[Start of MATERIAL SUPPLIED]
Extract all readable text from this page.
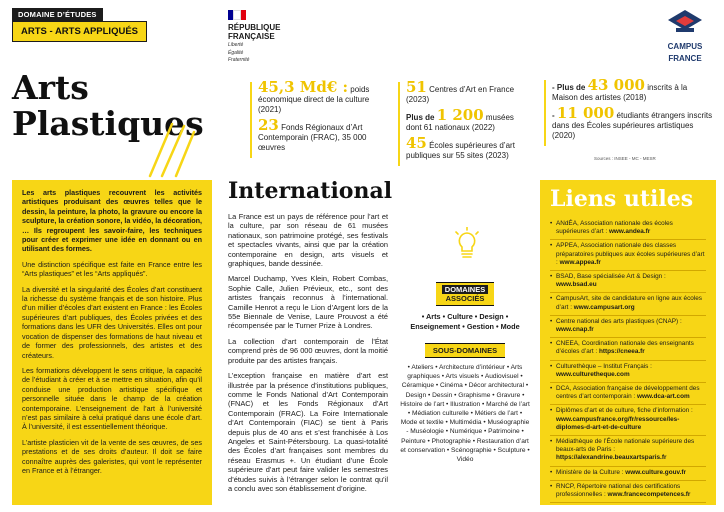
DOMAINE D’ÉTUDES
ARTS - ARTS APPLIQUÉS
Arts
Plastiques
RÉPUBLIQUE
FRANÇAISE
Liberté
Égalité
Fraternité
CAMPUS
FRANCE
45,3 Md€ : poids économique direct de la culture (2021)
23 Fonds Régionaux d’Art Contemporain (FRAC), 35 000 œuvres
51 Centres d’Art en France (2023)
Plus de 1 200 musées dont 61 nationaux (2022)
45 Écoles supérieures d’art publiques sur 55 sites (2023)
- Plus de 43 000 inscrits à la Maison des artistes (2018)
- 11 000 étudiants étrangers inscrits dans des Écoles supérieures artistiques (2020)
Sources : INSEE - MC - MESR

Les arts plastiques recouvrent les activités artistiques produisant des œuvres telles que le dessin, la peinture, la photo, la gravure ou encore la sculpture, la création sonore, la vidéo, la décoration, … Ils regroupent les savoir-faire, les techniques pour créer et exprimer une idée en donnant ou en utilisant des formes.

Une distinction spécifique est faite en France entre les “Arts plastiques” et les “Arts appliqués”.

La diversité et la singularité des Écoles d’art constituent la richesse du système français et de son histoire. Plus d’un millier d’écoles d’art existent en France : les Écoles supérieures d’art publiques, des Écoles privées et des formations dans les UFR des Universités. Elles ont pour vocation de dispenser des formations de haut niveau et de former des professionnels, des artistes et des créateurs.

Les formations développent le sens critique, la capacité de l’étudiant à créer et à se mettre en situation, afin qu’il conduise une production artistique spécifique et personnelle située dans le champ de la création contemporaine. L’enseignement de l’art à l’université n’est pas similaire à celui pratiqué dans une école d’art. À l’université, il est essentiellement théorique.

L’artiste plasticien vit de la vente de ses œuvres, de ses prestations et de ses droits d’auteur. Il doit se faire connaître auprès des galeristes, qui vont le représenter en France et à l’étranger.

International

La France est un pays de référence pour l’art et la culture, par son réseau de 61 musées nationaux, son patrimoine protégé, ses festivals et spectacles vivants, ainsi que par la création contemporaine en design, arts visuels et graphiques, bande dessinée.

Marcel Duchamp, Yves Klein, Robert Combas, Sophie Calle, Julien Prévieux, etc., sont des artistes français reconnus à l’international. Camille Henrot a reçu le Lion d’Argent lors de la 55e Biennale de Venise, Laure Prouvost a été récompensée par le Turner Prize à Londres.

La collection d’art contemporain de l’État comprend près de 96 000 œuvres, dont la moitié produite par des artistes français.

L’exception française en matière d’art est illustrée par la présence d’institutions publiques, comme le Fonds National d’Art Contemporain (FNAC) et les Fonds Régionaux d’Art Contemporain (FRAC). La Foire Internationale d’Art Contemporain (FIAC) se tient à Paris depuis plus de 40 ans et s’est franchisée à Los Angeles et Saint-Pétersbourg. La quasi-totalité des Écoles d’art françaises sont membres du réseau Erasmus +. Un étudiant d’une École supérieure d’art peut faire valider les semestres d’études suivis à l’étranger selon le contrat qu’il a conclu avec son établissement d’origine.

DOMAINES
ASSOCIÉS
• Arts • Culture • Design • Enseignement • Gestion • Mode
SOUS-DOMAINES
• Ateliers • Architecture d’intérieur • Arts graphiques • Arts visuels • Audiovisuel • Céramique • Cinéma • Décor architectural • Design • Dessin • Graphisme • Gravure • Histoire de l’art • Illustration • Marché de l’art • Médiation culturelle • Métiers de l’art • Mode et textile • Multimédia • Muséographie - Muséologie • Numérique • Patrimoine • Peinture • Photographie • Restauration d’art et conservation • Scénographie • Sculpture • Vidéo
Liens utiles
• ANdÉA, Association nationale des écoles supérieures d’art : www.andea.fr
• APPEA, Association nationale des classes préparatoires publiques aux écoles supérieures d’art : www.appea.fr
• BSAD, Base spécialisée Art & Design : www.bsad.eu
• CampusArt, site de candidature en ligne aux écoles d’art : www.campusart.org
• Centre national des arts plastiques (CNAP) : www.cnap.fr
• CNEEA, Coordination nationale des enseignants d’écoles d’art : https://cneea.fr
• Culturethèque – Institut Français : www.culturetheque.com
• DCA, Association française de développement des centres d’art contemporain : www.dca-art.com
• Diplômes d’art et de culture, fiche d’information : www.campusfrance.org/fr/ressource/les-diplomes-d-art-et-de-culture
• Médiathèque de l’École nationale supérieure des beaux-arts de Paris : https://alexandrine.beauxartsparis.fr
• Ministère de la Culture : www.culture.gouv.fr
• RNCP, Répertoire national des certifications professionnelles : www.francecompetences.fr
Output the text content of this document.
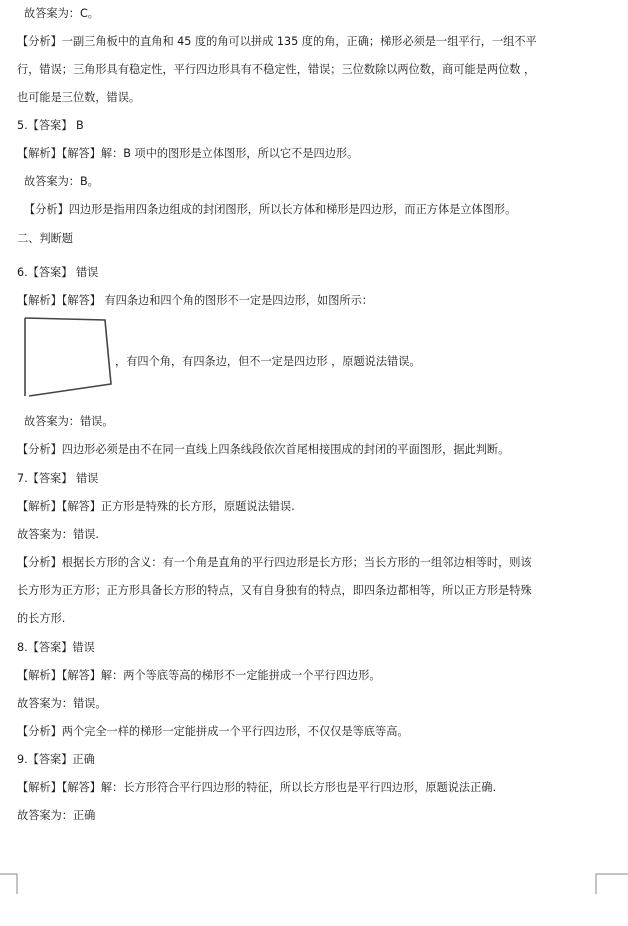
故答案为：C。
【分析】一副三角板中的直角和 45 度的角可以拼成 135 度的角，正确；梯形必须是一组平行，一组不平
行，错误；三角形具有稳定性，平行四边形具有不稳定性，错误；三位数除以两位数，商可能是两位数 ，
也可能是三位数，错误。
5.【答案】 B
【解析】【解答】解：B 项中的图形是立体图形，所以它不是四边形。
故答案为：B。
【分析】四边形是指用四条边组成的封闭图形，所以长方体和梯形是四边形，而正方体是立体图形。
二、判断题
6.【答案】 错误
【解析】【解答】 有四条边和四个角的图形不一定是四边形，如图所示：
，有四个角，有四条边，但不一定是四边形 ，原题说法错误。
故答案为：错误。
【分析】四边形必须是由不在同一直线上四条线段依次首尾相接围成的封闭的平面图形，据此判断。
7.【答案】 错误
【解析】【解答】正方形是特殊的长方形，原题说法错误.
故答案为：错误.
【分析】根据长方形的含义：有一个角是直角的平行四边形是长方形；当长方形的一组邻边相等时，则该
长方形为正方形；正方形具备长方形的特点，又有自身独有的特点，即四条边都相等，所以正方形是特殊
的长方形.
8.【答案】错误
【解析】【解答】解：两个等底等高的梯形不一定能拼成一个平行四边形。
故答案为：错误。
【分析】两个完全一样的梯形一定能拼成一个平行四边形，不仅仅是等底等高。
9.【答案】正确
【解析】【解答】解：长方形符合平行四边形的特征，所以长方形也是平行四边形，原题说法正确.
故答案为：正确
[End of MATERIAL SUPPLIED]
Copy each line above containing the string "nationaux".

Plus de 1 200 musées dont 61 nationaux (2022)
La France est un pays de référence pour l’art et la culture, par son réseau de 61 musées nationaux, son patrimoine protégé, ses festivals et spectacles vivants, ainsi que par la création contemporaine en design, arts visuels et graphiques, bande dessinée.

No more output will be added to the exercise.